━━━━━ Input rows ━━━━━

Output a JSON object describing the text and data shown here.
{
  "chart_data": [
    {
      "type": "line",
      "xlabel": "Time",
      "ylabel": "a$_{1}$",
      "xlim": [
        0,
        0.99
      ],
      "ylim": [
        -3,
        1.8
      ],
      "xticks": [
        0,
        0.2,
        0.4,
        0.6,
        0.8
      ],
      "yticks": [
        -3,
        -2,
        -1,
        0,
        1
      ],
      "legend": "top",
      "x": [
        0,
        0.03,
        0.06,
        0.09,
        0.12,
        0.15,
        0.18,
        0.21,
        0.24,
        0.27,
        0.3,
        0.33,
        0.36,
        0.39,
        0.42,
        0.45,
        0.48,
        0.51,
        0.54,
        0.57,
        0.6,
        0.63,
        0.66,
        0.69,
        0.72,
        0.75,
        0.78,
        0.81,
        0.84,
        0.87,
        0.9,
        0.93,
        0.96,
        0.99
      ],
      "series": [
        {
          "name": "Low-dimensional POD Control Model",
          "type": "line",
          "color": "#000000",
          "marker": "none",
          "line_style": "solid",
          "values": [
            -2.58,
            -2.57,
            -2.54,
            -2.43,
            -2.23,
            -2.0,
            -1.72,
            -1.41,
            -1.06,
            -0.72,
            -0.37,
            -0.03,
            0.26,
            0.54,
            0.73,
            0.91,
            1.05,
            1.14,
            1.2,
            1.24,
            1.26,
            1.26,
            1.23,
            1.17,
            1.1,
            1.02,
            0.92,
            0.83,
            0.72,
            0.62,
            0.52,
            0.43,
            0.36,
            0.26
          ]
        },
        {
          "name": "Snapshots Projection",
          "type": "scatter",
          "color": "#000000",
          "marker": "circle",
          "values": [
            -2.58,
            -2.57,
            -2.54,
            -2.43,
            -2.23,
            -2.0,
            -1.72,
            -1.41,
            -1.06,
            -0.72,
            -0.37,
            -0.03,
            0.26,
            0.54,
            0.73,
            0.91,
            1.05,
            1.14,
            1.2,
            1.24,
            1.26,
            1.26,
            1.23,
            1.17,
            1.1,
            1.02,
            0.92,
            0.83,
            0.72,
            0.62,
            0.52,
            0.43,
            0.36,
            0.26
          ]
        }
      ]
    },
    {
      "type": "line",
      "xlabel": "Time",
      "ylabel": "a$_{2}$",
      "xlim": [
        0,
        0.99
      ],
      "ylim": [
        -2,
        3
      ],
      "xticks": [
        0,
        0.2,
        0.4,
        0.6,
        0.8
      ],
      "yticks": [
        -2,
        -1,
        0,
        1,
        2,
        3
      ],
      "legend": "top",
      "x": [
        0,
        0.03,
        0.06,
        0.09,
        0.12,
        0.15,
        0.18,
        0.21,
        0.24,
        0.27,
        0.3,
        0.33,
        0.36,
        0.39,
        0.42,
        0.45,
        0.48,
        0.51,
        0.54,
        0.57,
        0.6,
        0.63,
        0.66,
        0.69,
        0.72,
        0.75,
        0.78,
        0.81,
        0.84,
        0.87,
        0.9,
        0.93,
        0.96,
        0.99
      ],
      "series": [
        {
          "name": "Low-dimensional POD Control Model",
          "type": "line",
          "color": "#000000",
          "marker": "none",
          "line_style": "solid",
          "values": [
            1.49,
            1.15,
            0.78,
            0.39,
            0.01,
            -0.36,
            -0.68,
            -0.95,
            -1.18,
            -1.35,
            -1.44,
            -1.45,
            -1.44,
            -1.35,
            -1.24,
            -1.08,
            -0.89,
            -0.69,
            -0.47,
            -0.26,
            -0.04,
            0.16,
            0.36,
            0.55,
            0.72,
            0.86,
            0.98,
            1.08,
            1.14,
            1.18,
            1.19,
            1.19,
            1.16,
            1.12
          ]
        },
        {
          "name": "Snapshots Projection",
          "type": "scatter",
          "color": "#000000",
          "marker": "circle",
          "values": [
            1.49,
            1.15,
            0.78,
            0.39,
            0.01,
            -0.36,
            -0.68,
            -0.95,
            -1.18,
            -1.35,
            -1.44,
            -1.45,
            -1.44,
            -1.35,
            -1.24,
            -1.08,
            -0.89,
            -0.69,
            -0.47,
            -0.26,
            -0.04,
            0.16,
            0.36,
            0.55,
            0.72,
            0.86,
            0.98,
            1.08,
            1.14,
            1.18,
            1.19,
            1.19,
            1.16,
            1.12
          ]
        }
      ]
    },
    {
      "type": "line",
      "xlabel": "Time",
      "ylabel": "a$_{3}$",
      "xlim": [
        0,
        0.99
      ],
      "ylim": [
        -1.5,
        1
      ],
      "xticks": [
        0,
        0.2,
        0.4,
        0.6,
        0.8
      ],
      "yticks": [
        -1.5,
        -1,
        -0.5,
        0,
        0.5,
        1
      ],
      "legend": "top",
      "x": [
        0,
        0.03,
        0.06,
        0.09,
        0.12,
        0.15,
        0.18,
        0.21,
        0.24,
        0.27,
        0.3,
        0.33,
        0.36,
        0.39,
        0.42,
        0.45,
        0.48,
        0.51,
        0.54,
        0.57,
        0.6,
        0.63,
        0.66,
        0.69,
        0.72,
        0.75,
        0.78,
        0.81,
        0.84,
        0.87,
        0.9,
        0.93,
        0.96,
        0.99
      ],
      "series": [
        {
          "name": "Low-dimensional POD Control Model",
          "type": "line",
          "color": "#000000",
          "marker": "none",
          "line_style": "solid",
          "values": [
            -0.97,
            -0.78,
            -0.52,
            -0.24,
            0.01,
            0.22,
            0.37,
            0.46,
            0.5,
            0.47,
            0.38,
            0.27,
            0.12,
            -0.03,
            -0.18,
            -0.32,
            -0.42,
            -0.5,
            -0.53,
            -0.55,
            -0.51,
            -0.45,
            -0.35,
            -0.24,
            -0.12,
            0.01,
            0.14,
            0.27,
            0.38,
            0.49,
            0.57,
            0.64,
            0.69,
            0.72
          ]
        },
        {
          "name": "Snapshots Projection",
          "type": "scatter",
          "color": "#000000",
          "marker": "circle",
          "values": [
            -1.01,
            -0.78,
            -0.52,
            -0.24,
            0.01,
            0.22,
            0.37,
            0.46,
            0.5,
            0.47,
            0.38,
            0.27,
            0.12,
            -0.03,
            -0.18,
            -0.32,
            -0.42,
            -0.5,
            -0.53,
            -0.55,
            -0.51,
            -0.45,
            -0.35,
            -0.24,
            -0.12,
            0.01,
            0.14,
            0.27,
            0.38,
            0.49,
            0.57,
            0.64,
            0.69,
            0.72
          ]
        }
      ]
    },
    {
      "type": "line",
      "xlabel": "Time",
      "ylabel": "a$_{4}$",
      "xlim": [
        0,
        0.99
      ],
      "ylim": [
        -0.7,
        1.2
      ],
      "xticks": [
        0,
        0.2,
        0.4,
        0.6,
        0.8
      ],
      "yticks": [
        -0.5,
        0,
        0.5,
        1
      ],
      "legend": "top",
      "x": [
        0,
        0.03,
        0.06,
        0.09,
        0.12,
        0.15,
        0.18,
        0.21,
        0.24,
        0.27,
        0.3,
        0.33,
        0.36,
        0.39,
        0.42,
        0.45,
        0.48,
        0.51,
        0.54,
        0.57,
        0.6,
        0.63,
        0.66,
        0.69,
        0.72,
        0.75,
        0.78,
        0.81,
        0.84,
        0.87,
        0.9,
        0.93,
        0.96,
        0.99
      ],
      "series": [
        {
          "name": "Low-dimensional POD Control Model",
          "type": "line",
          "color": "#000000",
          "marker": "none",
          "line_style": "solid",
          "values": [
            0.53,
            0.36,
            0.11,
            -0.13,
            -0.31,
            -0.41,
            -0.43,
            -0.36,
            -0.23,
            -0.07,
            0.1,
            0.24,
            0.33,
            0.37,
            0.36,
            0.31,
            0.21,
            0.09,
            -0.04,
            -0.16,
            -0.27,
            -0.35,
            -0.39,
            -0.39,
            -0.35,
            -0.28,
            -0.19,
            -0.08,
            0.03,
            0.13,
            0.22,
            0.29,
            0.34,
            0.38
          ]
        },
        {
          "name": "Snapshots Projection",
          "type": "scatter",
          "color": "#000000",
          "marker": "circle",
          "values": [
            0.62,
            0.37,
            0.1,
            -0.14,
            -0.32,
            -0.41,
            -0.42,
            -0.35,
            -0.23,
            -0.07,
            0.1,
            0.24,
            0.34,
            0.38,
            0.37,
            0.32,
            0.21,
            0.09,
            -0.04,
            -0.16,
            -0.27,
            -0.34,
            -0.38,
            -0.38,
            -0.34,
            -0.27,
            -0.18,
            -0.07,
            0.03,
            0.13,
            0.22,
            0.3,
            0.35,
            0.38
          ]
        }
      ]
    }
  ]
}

━━━━━

» **Given request**:
Reproduce each line of the entries in which the word "ylabel" is found.

» **Result for this exercise**:
      "ylabel": "a$_{1}$",
      "ylabel": "a$_{2}$",
      "ylabel": "a$_{3}$",
      "ylabel": "a$_{4}$",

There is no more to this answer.